### WORK TO COMPLETE
1. Please list the criteria the abstract on MSC-EV transcriptomic signatures gives for choosing the discovery and validation cohorts.
2. Pick up the abstract on MSC-EV transcriptomic signatures after its last sentence and write the next part.
··· EXTRACT TO READ
Cross-Cohort Validation and Transfer Learning of Mesenchymal Stem/Stromal Cell-derived Extracellular Vesicle Transcriptomic Signatures Using ArrayExpress and Gene Expression Omnibus Datasets
Gainizhamal Oralbay
A
BSTRACT
Background:
Machine-learning studies in transcriptomics often report high internal performance but fail to generalize across independent cohorts because of overfitting, batch effects, and dataset-specific biological variation. Mesenchymal stem/stromal cell-derived extracellular vesicles (MSC-EVs) are promising cell-free mediators of immunomodulation and tissue repair, but reproducible transcriptomic signatures of MSC-EV response remain insufficiently validated across public datasets.
Methods:
Public MSC/EV-related transcriptomic datasets were screened from Gene Expression Omnibus (GEO) and the ArrayExpress collection in BioStudies. GEO GSE237991 was selected as the discovery cohort, and ArrayExpress E-MTAB-13966 was selected as an independent validation cohort based on MSC/EV relevance, human origin, RNA-seq compatibility, and availability of processed expression matrices. Gene identifiers were harmonized, overlapping genes were retained, and expression matrices were log2-transformed and gene-wise z-score normalized. Batch effects were assessed by principal component analysis before and after ComBat correction. Differentially Expressed Gene (DEG)-derived features were selected in the GEO cohort and used to train Random Forest, linear Support Vector Machine (SVM), and XGBoost classifiers. Models trained on GEO were externally validated on ArrayExpress. Few-shot transfer learning was then performed by adapting GEO-trained models using a small labeled subset of ArrayExpress samples. Biomarker stability was evaluated by integrating DEG strength, model feature importance, validation-cohort effect size, and cross-cohort direction concordance.
······
··· GIVEN DATA
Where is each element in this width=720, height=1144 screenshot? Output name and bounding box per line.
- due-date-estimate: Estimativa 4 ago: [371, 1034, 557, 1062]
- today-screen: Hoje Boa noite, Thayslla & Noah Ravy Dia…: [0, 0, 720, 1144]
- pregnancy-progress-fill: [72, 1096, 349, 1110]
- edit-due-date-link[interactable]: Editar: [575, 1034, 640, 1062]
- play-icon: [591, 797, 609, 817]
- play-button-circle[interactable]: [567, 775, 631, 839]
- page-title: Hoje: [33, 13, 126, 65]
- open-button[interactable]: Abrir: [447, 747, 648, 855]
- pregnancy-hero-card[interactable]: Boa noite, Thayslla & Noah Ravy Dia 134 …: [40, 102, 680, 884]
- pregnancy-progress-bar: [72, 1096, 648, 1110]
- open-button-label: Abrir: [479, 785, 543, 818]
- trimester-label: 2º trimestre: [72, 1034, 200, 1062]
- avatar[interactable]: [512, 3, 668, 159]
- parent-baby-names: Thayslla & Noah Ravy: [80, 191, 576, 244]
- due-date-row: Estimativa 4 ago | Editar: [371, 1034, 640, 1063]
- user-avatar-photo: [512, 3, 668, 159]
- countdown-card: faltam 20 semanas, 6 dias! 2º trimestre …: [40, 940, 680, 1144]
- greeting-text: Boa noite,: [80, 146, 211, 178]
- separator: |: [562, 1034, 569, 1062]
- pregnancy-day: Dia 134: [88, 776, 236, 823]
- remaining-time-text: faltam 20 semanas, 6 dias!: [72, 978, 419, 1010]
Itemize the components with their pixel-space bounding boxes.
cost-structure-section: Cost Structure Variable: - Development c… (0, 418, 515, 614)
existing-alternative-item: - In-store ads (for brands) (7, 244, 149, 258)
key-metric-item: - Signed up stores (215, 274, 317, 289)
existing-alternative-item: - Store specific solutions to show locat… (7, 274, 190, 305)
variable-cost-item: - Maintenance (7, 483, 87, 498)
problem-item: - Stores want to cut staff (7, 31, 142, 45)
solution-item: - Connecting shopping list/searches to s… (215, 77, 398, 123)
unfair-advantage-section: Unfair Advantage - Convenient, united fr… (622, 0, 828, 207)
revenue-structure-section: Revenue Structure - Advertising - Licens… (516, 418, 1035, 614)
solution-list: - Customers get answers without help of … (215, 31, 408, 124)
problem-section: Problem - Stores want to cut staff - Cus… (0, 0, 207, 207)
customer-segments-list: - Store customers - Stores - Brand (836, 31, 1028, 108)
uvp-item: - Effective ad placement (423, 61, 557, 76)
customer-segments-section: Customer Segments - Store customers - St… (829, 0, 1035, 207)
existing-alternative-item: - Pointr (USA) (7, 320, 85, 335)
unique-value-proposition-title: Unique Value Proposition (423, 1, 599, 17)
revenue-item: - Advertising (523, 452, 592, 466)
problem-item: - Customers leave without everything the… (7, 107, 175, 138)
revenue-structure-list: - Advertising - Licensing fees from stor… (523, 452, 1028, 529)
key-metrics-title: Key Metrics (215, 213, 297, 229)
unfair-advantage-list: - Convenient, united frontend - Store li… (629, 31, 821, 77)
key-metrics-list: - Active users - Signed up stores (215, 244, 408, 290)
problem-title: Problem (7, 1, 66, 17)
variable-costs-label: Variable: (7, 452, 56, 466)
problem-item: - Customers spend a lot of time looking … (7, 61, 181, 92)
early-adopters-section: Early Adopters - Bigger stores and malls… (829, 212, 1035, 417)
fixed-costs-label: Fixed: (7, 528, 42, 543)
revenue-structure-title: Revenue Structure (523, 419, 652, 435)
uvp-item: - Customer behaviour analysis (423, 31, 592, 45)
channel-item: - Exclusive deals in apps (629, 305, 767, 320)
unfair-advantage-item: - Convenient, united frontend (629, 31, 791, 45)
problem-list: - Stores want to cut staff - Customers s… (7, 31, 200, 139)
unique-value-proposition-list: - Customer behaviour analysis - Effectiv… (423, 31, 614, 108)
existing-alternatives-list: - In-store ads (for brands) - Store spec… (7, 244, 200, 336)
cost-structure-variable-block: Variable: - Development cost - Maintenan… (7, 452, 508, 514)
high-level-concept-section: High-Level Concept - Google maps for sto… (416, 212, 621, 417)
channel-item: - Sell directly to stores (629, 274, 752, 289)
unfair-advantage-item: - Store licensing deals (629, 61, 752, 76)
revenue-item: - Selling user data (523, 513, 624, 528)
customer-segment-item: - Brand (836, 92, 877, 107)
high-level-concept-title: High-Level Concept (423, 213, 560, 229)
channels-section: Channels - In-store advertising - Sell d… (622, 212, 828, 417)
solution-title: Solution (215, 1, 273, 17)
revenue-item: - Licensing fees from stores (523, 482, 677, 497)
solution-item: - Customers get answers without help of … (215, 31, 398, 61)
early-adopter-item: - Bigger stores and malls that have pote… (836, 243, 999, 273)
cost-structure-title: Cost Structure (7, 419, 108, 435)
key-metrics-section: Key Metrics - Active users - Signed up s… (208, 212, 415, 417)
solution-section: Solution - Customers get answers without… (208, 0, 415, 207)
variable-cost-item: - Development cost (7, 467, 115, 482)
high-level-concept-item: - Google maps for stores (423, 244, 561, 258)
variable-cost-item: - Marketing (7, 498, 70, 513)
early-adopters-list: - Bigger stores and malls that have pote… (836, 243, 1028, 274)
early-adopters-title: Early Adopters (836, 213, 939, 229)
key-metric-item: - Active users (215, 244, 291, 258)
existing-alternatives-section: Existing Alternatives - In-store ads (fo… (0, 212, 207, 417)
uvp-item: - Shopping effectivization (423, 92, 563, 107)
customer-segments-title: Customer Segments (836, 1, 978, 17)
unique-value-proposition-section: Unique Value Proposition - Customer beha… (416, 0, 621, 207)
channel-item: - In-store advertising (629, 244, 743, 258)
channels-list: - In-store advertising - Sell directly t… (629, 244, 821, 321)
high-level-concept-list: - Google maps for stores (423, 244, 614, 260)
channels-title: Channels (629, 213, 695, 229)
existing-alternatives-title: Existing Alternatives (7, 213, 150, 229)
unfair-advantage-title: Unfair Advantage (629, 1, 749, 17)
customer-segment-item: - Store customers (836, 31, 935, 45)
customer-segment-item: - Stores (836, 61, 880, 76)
······
### RESULTS
1.
- MSC/EV relevance
- Human origin
- RNA-seq compatibility
- Availability of processed expression matrices

2.
Results:
Harmonization retained 17,049 common genes across 18 samples. GEO-based feature selection identified 29 DEG/machine learning (ML) features. In internal GEO leave-one-out cross-validation, Random Forest achieved the highest receiver operating characteristic-area under curve (ROC-AUC) (0.944). However, in independent ArrayExpress validation, the linear SVM showed the strongest generalization, with accuracy 0.833 and ROC-AUC 0.889, whereas Random Forest and XGBoost showed weaker external performance. Few-shot transfer learning improved mean holdout ROC-AUC across models, reaching 1.000 for Random Forest and SVM and 0.778 for XGBoost in exploratory adaptation analysis. Biomarker stability analysis identified an 8-gene robust panel: NFKBIZ, RAB9B, NAMPT, TNIP1, GRK4, C1QTNF1, MMP10, and SIRT2. Functional enrichment of the broader DEG/ML feature set highlighted inflammatory and immunomodulatory pathways, including lipopolysaccharide response, interleukin-17 signaling, NF-κB signaling, rheumatoid arthritis, chemokine receptor binding, and matrix metalloproteinase pathways. The robust biomarker panel was enriched for NAD and nicotinamide metabolism, driven mainly by NAMPT and SIRT2.
Conclusion:
Cross-cohort validation revealed that the model with the best internal discovery performance was not the most externally generalizable, underscoring the need for independent validation in omics ML. Linear SVM showed the strongest direct cross-cohort performance, while few-shot transfer learning improved target-cohort adaptation. The identified robust biomarker panel may represent reproducible MSC-EV-associated inflammatory and metabolic-stress response biology, although larger independent cohorts and experimental validation are required.